→ Task prompt: Check each line of the entries below for the string "Counter"; copy every line where it appears.

A block of data
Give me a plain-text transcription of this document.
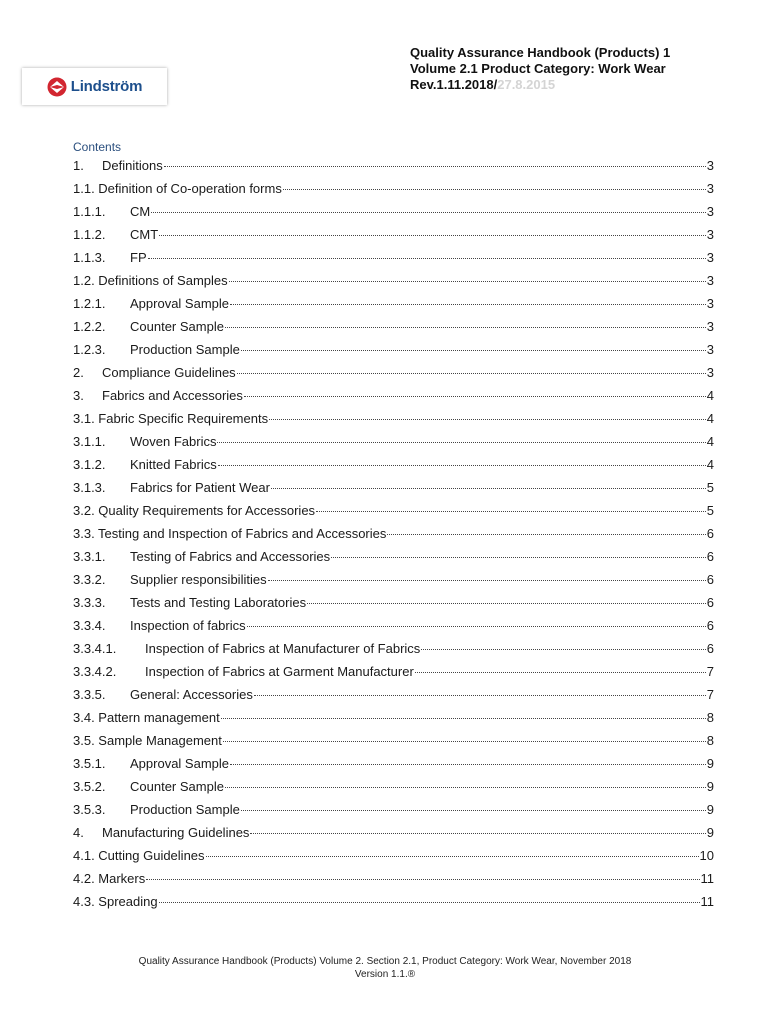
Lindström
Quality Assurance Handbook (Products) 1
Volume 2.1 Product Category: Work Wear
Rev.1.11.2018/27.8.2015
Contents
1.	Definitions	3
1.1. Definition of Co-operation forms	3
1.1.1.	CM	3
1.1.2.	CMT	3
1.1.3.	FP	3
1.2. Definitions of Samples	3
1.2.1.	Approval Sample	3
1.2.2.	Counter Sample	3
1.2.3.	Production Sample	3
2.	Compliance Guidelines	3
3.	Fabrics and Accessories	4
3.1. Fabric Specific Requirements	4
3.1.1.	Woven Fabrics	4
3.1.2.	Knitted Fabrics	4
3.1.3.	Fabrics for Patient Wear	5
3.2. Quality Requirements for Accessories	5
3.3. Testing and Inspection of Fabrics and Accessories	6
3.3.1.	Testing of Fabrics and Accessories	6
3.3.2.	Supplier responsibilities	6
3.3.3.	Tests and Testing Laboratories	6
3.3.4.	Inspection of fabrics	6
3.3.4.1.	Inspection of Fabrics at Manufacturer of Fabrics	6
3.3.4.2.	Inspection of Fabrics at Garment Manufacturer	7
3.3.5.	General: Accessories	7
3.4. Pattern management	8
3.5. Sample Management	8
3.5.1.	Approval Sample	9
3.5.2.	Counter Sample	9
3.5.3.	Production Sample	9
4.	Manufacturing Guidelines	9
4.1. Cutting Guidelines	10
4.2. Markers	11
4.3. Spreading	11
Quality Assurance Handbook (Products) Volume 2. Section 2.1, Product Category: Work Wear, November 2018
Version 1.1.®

--

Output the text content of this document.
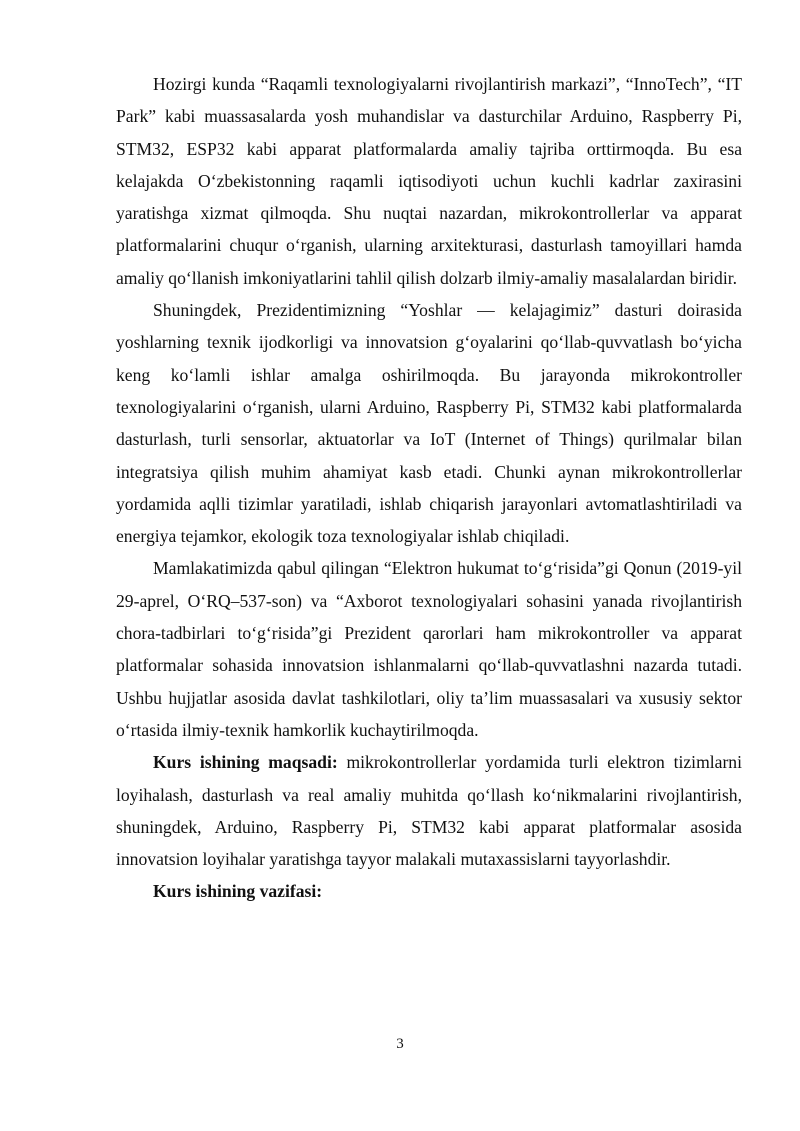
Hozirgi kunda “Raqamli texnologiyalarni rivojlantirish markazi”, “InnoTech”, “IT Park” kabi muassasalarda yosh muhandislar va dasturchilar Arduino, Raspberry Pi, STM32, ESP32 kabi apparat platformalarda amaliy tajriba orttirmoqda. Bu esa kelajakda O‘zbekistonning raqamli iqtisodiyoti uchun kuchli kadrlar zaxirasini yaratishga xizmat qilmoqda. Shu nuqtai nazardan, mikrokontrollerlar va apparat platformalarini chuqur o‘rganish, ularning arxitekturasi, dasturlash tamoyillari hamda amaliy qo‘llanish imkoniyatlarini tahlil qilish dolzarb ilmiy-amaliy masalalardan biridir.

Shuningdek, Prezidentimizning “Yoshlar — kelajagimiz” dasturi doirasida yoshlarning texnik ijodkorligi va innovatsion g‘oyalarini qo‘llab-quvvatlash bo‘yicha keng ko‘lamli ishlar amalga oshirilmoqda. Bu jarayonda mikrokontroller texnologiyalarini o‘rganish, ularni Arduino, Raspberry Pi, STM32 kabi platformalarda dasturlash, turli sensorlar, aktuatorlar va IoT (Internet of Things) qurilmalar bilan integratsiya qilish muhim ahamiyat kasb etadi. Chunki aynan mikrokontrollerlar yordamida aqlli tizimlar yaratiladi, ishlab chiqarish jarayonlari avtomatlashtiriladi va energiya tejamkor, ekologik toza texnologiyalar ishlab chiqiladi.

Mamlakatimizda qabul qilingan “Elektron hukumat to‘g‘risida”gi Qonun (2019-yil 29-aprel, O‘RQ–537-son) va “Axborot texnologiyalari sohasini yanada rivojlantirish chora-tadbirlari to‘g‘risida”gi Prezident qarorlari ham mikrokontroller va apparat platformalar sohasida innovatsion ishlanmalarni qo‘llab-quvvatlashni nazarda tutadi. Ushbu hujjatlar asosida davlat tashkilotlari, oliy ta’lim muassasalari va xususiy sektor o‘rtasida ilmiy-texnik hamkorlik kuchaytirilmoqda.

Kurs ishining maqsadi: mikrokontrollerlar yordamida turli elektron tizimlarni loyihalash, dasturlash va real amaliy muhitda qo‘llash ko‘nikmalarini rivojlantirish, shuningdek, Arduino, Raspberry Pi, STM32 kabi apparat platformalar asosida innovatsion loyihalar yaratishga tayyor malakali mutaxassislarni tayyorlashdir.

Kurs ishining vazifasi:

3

→ Full output:
1.2.2.	Counter Sample	3
3.5.2.	Counter Sample	9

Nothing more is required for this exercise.